_GOAL OF THE EXERCISE_
Using the data below, copy every line that contains the word "physiologie".

_EXERCISE INPUT_
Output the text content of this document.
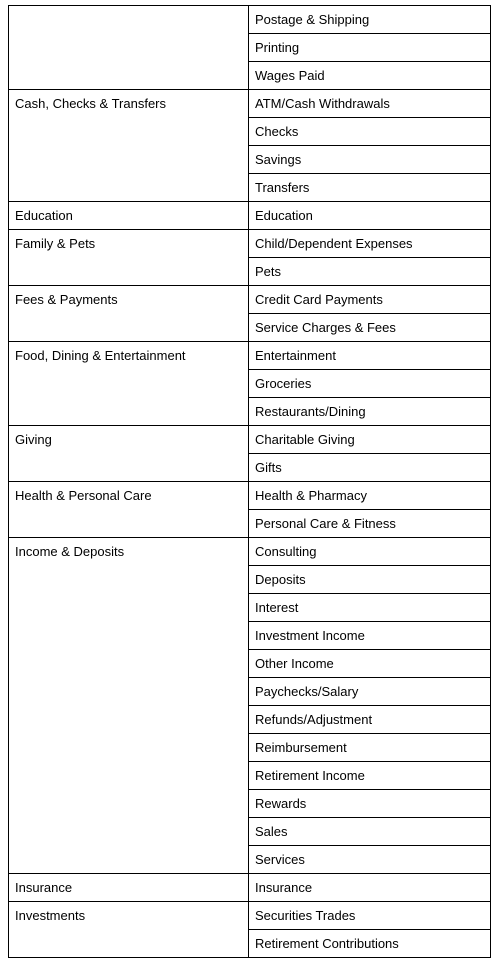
	Postage & Shipping
	Printing
	Wages Paid
Cash, Checks & Transfers	ATM/Cash Withdrawals
	Checks
	Savings
	Transfers
Education	Education
Family & Pets	Child/Dependent Expenses
	Pets
Fees & Payments	Credit Card Payments
	Service Charges & Fees
Food, Dining & Entertainment	Entertainment
	Groceries
	Restaurants/Dining
Giving	Charitable Giving
	Gifts
Health & Personal Care	Health & Pharmacy
	Personal Care & Fitness
Income & Deposits	Consulting
	Deposits
	Interest
	Investment Income
	Other Income
	Paychecks/Salary
	Refunds/Adjustment
	Reimbursement
	Retirement Income
	Rewards
	Sales
	Services
Insurance	Insurance
Investments	Securities Trades
	Retirement Contributions
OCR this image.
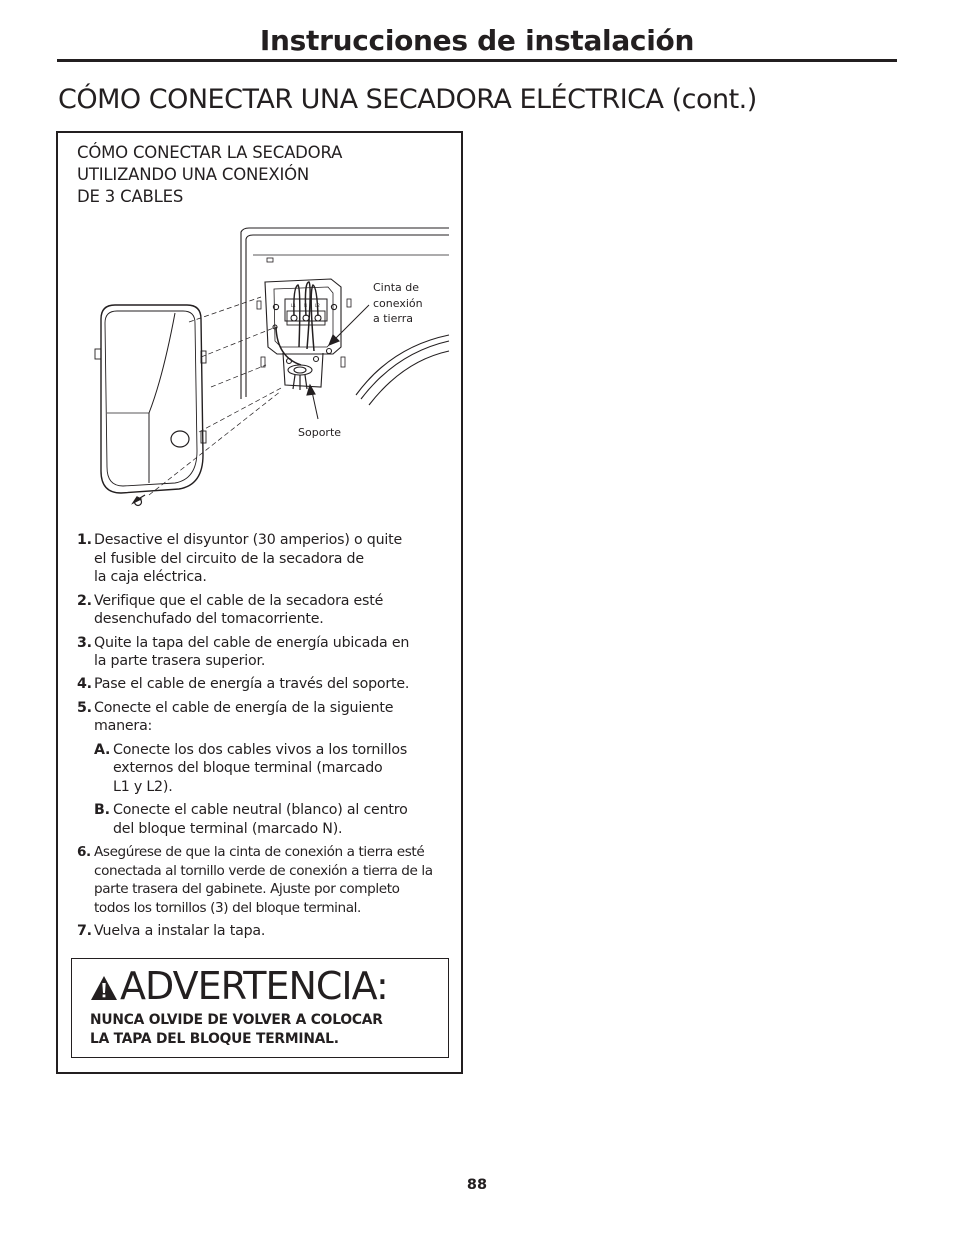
Instrucciones de instalación
CÓMO CONECTAR UNA SECADORA ELÉCTRICA (cont.)
CÓMO CONECTAR LA SECADORA
UTILIZANDO UNA CONEXIÓN
DE 3 CABLES
L1 N L2
Cinta de
conexión
a tierra
Soporte
1. Desactive el disyuntor (30 amperios) o quite
el fusible del circuito de la secadora de
la caja eléctrica.
2. Verifique que el cable de la secadora esté
desenchufado del tomacorriente.
3. Quite la tapa del cable de energía ubicada en
la parte trasera superior.
4. Pase el cable de energía a través del soporte.
5. Conecte el cable de energía de la siguiente
manera:
A. Conecte los dos cables vivos a los tornillos
externos del bloque terminal (marcado
L1 y L2).
B. Conecte el cable neutral (blanco) al centro
del bloque terminal (marcado N).
6. Asegúrese de que la cinta de conexión a tierra esté
conectada al tornillo verde de conexión a tierra de la
parte trasera del gabinete. Ajuste por completo
todos los tornillos (3) del bloque terminal.
7. Vuelva a instalar la tapa.
ADVERTENCIA:
NUNCA OLVIDE DE VOLVER A COLOCAR
LA TAPA DEL BLOQUE TERMINAL.
88
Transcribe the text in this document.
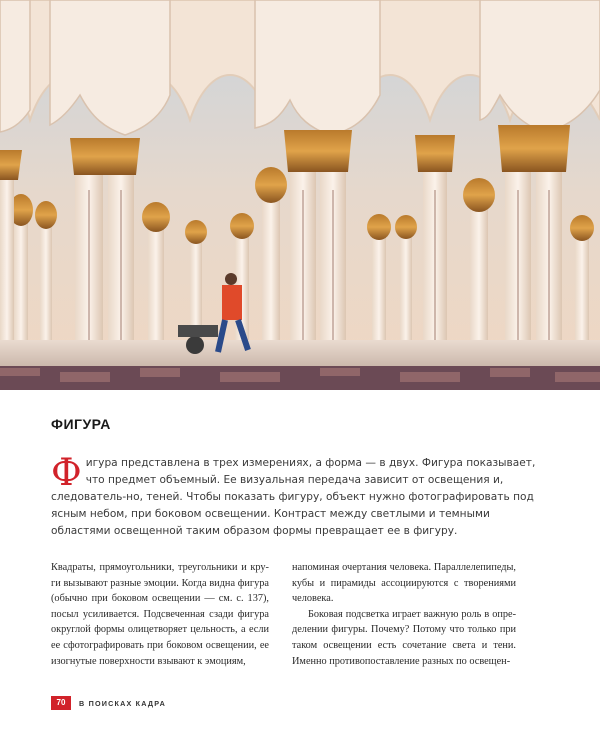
ФИГУРА

Ф игура представлена в трех измерениях, а форма — в двух. Фигура показывает, что предмет объемный. Ее визуальная передача зависит от освещения и, следователь-но, теней. Чтобы показать фигуру, объект нужно фотографировать под ясным небом, при боковом освещении. Контраст между светлыми и темными областями освещенной таким образом формы превращает ее в фигуру.

Квадраты, прямоугольники, треугольники и кру-ги вызывают разные эмоции. Когда видна фигура (обычно при боковом освещении — см. с. 137), посыл усиливается. Подсвеченная сзади фигура округлой формы олицетворяет цельность, а если ее сфотографировать при боковом освещении, ее изогнутые поверхности взывают к эмоциям,

напоминая очертания человека. Параллелепипеды, кубы и пирамиды ассоциируются с творениями человека.

Боковая подсветка играет важную роль в опре-делении фигуры. Почему? Потому что только при таком освещении есть сочетание света и тени. Именно противопоставление разных по освещен-

70	В ПОИСКАХ КАДРА
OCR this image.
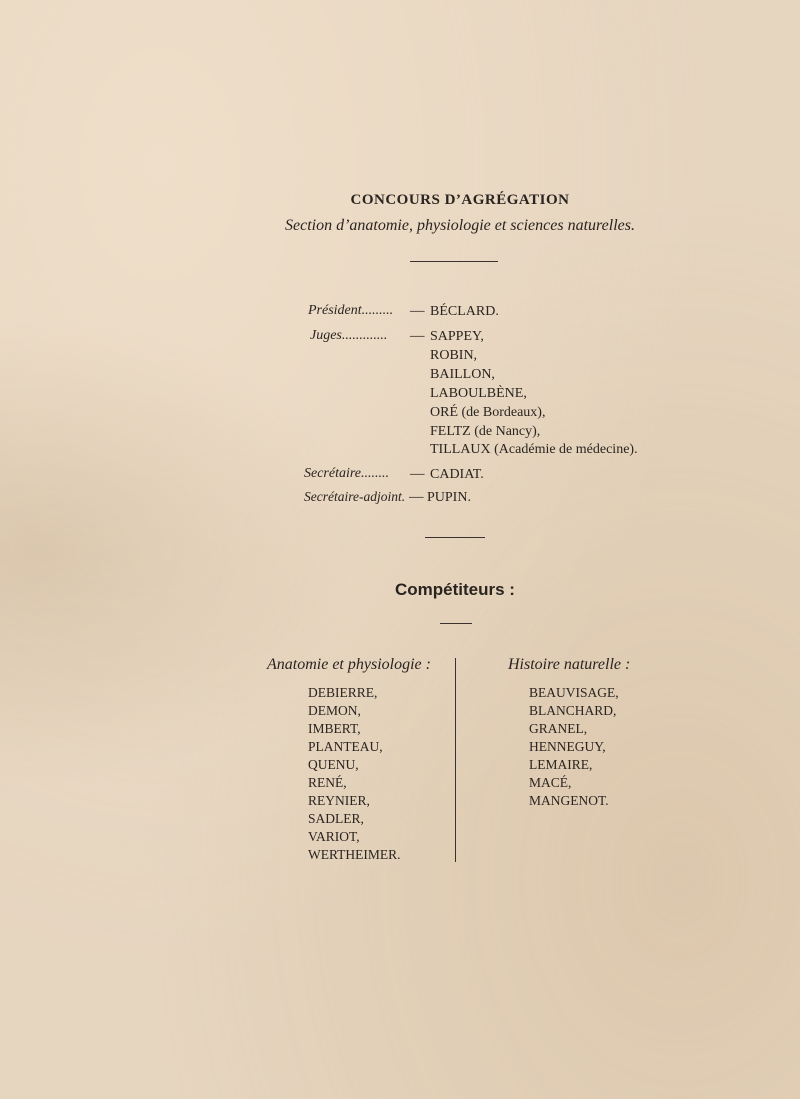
CONCOURS D’AGRÉGATION
Section d’anatomie, physiologie et sciences naturelles.
Président......... — BÉCLARD.
Juges............. — SAPPEY,
ROBIN,
BAILLON,
LABOULBÈNE,
ORÉ (de Bordeaux),
FELTZ (de Nancy),
TILLAUX (Académie de médecine).
Secrétaire........ — CADIAT.
Secrétaire-adjoint. — PUPIN.
Compétiteurs :
Anatomie et physiologie :	Histoire naturelle :
DEBIERRE,
DEMON,
IMBERT,
PLANTEAU,
QUENU,
RENÉ,
REYNIER,
SADLER,
VARIOT,
WERTHEIMER.
BEAUVISAGE,
BLANCHARD,
GRANEL,
HENNEGUY,
LEMAIRE,
MACÉ,
MANGENOT.
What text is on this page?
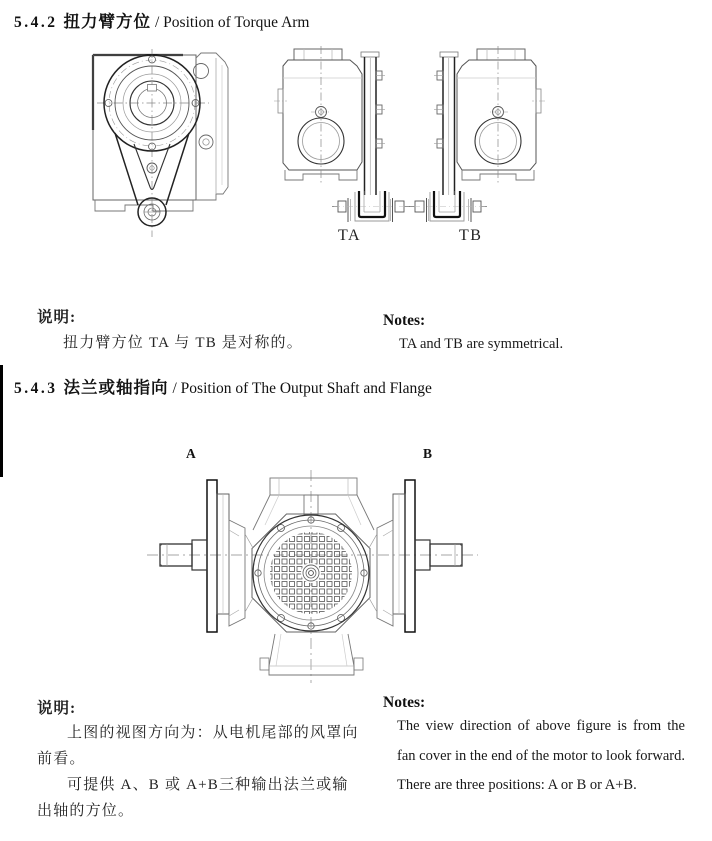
5.4.2 扭力臂方位 / Position of Torque Arm
TA	TB
说明:
扭力臂方位 TA 与 TB 是对称的。
Notes:
TA and TB are symmetrical.
5.4.3 法兰或轴指向 / Position of The Output Shaft and Flange
A	B
说明:

上图的视图方向为：从电机尾部的风罩向前看。

可提供 A、B 或 A+B三种输出法兰或输出轴的方位。

Notes:
The view direction of above figure is from the fan cover in the end of the motor to look forward. There are three positions: A or B or A+B.
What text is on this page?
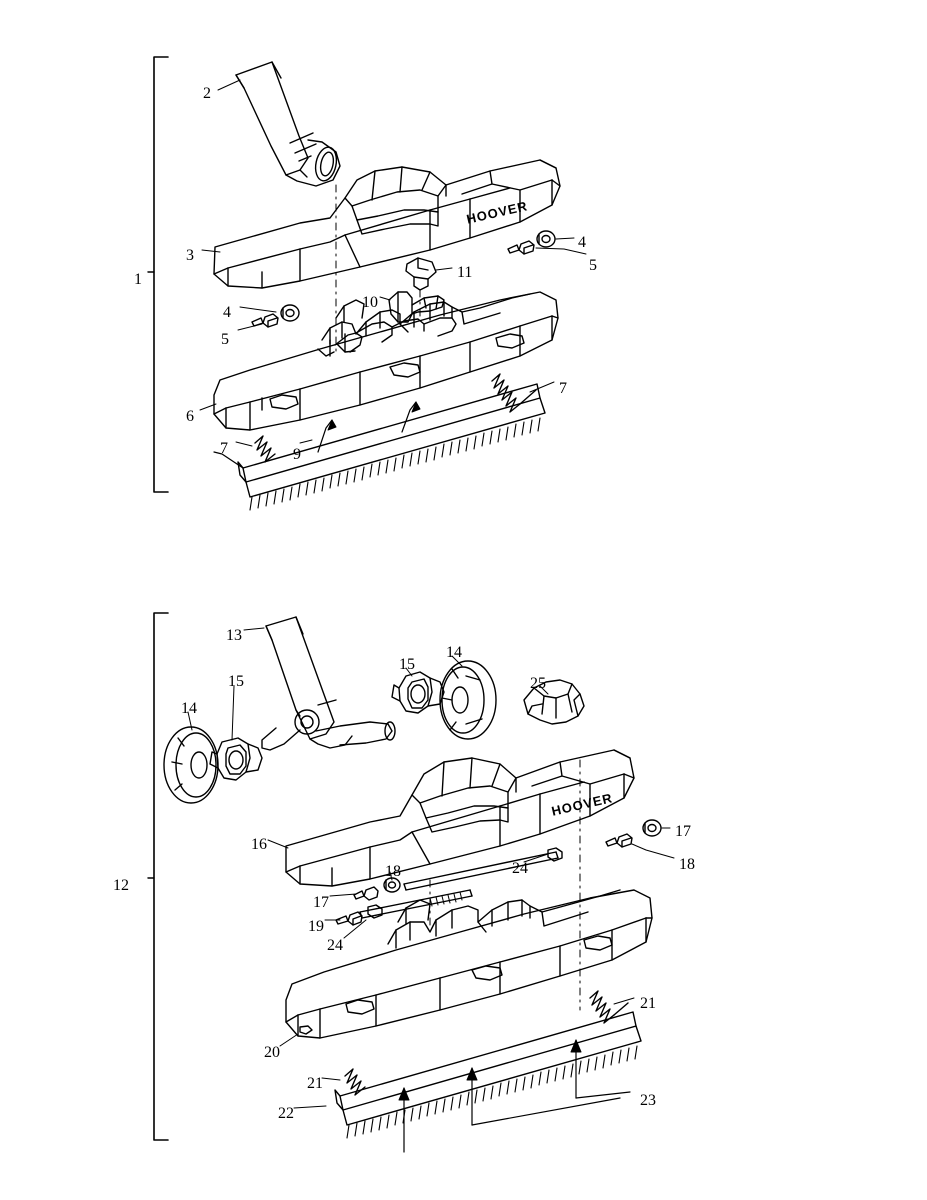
HOOVER
HOOVER
1
2
3
4
5
4
5
6
7
7	9
10
11
12
13
14
15
15
14
25
16
17
18
18
17
19
24
24
20
21
21
22
23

_ANSWER TO THE EXERCISE_
Section d’anatomie, physiologie et sciences naturelles.
Anatomie et physiologie :	Histoire naturelle :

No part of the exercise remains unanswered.